Work to be completed
Rewrite everything from the line containing "bar-tick (790, 208, 798, 218)" down to the line containing "drop-panel-label: 托板 (725, 252, 749, 266)", changing "diagonal-line" to "slant-line" and leaving the rest as it is.

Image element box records
********
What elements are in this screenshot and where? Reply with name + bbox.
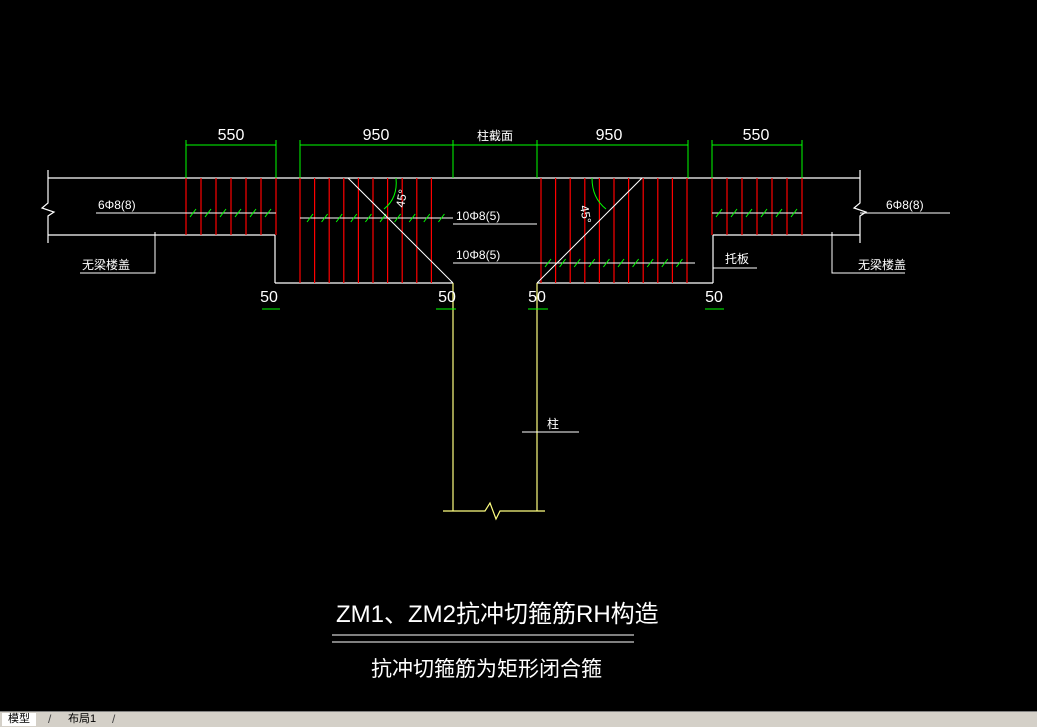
bar-tick (790, 208, 798, 218)
slab-label-right: 无梁楼盖 (858, 257, 906, 272)
bar-tick (335, 213, 343, 223)
diagonal-line (347, 177, 454, 284)
tab-separator: / (112, 712, 116, 726)
bar-tick (760, 208, 768, 218)
dim-left-550: 550 (218, 127, 245, 144)
offset-label-4: 50 (705, 289, 723, 306)
rebar-label-left: 6Φ8(8) (98, 198, 136, 212)
rebar-label-lower: 10Φ8(5) (456, 248, 500, 262)
cad-drawing: 550 950 柱截面 950 550 6Φ8(8) 6Φ8(8) 10Φ8(5… (40, 127, 950, 681)
bar-tick (646, 258, 654, 268)
rebar-label-right: 6Φ8(8) (886, 198, 924, 212)
dim-right-550: 550 (743, 127, 770, 144)
bar-tick (573, 258, 581, 268)
bar-tick (306, 213, 314, 223)
dim-left-950: 950 (363, 127, 390, 144)
drop-panel-label: 托板 (725, 252, 749, 266)
bar-tick (745, 208, 753, 218)
slab-label-left: 无梁楼盖 (82, 257, 130, 272)
bar-tick (676, 258, 683, 268)
bar-tick (544, 258, 552, 268)
drawing-title: ZM1、ZM2抗冲切箍筋RH构造 (336, 601, 659, 628)
angle-label-right: 45° (577, 204, 594, 224)
bar-tick (321, 213, 329, 223)
drawing-subtitle: 抗冲切箍筋为矩形闭合箍 (371, 658, 602, 681)
layout-tab-bar: 模型 / 布局1 / (0, 711, 1037, 727)
bar-tick (730, 208, 738, 218)
bar-tick (437, 213, 445, 223)
bar-tick (423, 213, 431, 223)
bar-tick (350, 213, 358, 223)
offset-label-2: 50 (438, 289, 456, 306)
bar-tick (394, 213, 402, 223)
bar-tick (632, 258, 639, 268)
bar-tick (603, 258, 610, 268)
offset-label-3: 50 (528, 289, 546, 306)
bar-tick (219, 208, 227, 218)
bar-tick (189, 208, 197, 218)
stirrup-group (185, 177, 803, 284)
bar-tick (775, 208, 783, 218)
offset-label-1: 50 (260, 289, 278, 306)
bar-tick (249, 208, 257, 218)
column-outline (443, 283, 545, 521)
column-label: 柱 (547, 416, 559, 431)
diagonal-line (536, 177, 643, 284)
tab-model[interactable]: 模型 (2, 713, 36, 726)
rebar-label-upper: 10Φ8(5) (456, 209, 500, 223)
bar-tick (264, 208, 272, 218)
bar-tick (559, 258, 566, 268)
dimension-lines (185, 140, 803, 310)
leader-lines (80, 212, 950, 643)
slab-outline (40, 170, 868, 284)
bar-tick (204, 208, 212, 218)
dim-right-950: 950 (596, 127, 623, 144)
bar-tick (234, 208, 242, 218)
bar-tick (661, 258, 669, 268)
tab-layout1[interactable]: 布局1 (68, 713, 97, 725)
bar-tick (715, 208, 723, 218)
bar-tick (408, 213, 416, 223)
bar-tick (588, 258, 596, 268)
bar-tick (364, 213, 372, 223)
tab-separator: / (48, 712, 52, 726)
bar-tick (617, 258, 625, 268)
column-section-label: 柱截面 (477, 128, 513, 143)
angle-label-left: 45° (393, 188, 410, 209)
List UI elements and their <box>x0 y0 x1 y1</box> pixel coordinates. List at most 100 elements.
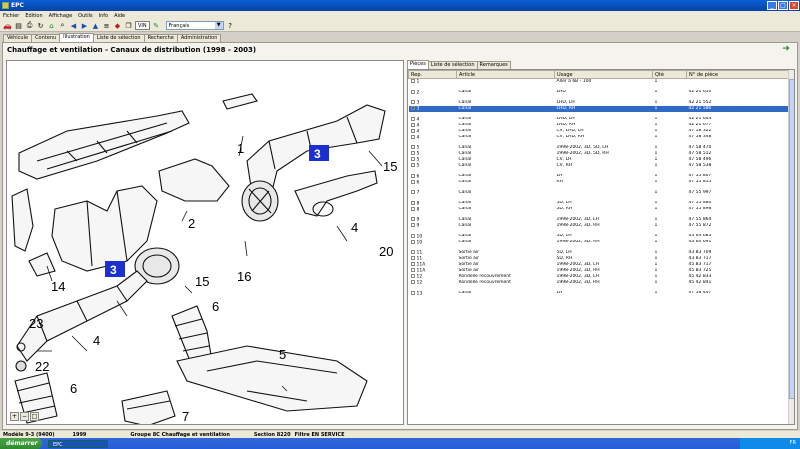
book-icon[interactable]: ▤ <box>15 21 22 30</box>
chevron-down-icon[interactable]: ▼ <box>214 22 223 29</box>
row-checkbox[interactable] <box>410 157 415 161</box>
col-article[interactable]: Article <box>456 70 555 79</box>
tray-language[interactable]: FR <box>789 440 796 446</box>
diagram-label[interactable]: 5 <box>279 347 286 362</box>
language-select[interactable]: Français ▼ <box>165 21 224 30</box>
diagram-label[interactable]: 6 <box>70 381 77 396</box>
menu-affichage[interactable]: Affichage <box>48 12 73 19</box>
back-icon[interactable]: ◀ <box>70 21 77 30</box>
zoom-in-icon[interactable]: + <box>10 412 19 421</box>
diagram-label[interactable]: 2 <box>188 216 195 231</box>
tab-illustration[interactable]: Illustration <box>59 33 94 42</box>
tab-liste-selection-right[interactable]: Liste de sélection <box>427 61 478 69</box>
row-checkbox[interactable] <box>410 274 415 278</box>
diagram-label[interactable]: 16 <box>237 269 251 284</box>
row-checkbox[interactable] <box>410 79 415 83</box>
menu-aide[interactable]: Aide <box>114 12 126 19</box>
refresh-icon[interactable]: ↻ <box>37 21 44 30</box>
row-checkbox[interactable] <box>410 190 415 194</box>
tab-vehicule[interactable]: Véhicule <box>3 34 33 42</box>
row-checkbox[interactable] <box>410 268 415 272</box>
export-icon[interactable]: ➜ <box>782 44 790 54</box>
row-checkbox[interactable] <box>410 89 415 94</box>
car-icon[interactable]: 🚗 <box>3 21 12 30</box>
row-checkbox[interactable] <box>410 233 415 238</box>
row-checkbox[interactable] <box>410 262 415 266</box>
menu-info[interactable]: Info <box>98 12 109 19</box>
row-checkbox[interactable] <box>410 217 415 221</box>
table-scrollbar[interactable] <box>788 70 794 424</box>
row-checkbox[interactable] <box>410 128 415 133</box>
row-checkbox[interactable] <box>410 100 415 104</box>
col-part-number[interactable]: N° de pièce <box>686 70 790 79</box>
copy-icon[interactable]: ❐ <box>125 21 132 30</box>
tab-remarques[interactable]: Remarques <box>476 61 511 69</box>
diagram-label[interactable]: 15 <box>383 159 397 174</box>
diagram-label[interactable]: 15 <box>195 274 209 289</box>
row-checkbox[interactable] <box>410 106 415 110</box>
row-checkbox[interactable] <box>410 200 415 205</box>
diagram-label[interactable]: 22 <box>35 359 49 374</box>
list-icon[interactable]: ≡ <box>103 21 110 30</box>
forward-icon[interactable]: ▶ <box>81 21 88 30</box>
close-icon[interactable]: × <box>789 1 799 10</box>
row-checkbox[interactable] <box>410 163 415 167</box>
row-checkbox[interactable] <box>410 223 415 227</box>
row-checkbox[interactable] <box>410 206 415 211</box>
row-checkbox[interactable] <box>410 290 415 295</box>
row-checkbox[interactable] <box>410 116 415 121</box>
tab-liste-selection[interactable]: Liste de sélection <box>92 34 145 42</box>
diagram-label[interactable]: 6 <box>212 299 219 314</box>
col-usage[interactable]: Usage <box>554 70 653 79</box>
vin-button[interactable]: VIN <box>135 21 150 30</box>
edit-icon[interactable]: ✎ <box>153 21 160 30</box>
diagram-label[interactable]: 23 <box>29 316 43 331</box>
diagram-label[interactable]: 4 <box>93 333 100 348</box>
diagram-label[interactable]: 14 <box>51 279 65 294</box>
search-icon[interactable]: ⌕ <box>60 21 65 29</box>
row-checkbox[interactable] <box>410 145 415 149</box>
row-checkbox[interactable] <box>410 134 415 139</box>
tab-administration[interactable]: Administration <box>176 34 222 42</box>
row-checkbox[interactable] <box>410 280 415 284</box>
tab-pieces[interactable]: Pièces <box>407 60 429 69</box>
col-qty[interactable]: Qté <box>652 70 687 79</box>
menu-edition[interactable]: Edition <box>25 12 43 19</box>
diagram-label[interactable]: 20 <box>379 244 393 259</box>
row-checkbox[interactable] <box>410 179 415 184</box>
zoom-out-icon[interactable]: − <box>20 412 29 421</box>
menu-fichier[interactable]: Fichier <box>3 12 20 19</box>
row-checkbox[interactable] <box>410 239 415 244</box>
cart-icon[interactable]: ◆ <box>114 21 121 30</box>
maximize-icon[interactable]: □ <box>778 1 788 10</box>
scrollbar-thumb[interactable] <box>789 79 794 399</box>
print-icon[interactable]: ⎙ <box>26 21 33 29</box>
diagram-label-selected[interactable]: 3 <box>314 147 321 161</box>
menu-outils[interactable]: Outils <box>78 12 93 19</box>
home-icon[interactable]: ⌂ <box>49 21 54 30</box>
********
Full answer
bar-tick (790, 208, 798, 218)
slab-label-right: 无梁楼盖 (858, 257, 906, 272)
bar-tick (335, 213, 343, 223)
slant-line (347, 177, 454, 284)
tab-separator: / (112, 712, 116, 726)
bar-tick (760, 208, 768, 218)
dim-left-550: 550 (218, 127, 245, 144)
offset-label-4: 50 (705, 289, 723, 306)
rebar-label-left: 6Φ8(8) (98, 198, 136, 212)
rebar-label-lower: 10Φ8(5) (456, 248, 500, 262)
cad-drawing: 550 950 柱截面 950 550 6Φ8(8) 6Φ8(8) 10Φ8(5… (40, 127, 950, 681)
bar-tick (646, 258, 654, 268)
rebar-label-right: 6Φ8(8) (886, 198, 924, 212)
dim-right-550: 550 (743, 127, 770, 144)
bar-tick (573, 258, 581, 268)
bar-tick (306, 213, 314, 223)
dim-left-950: 950 (363, 127, 390, 144)
drop-panel-label: 托板 (725, 252, 749, 266)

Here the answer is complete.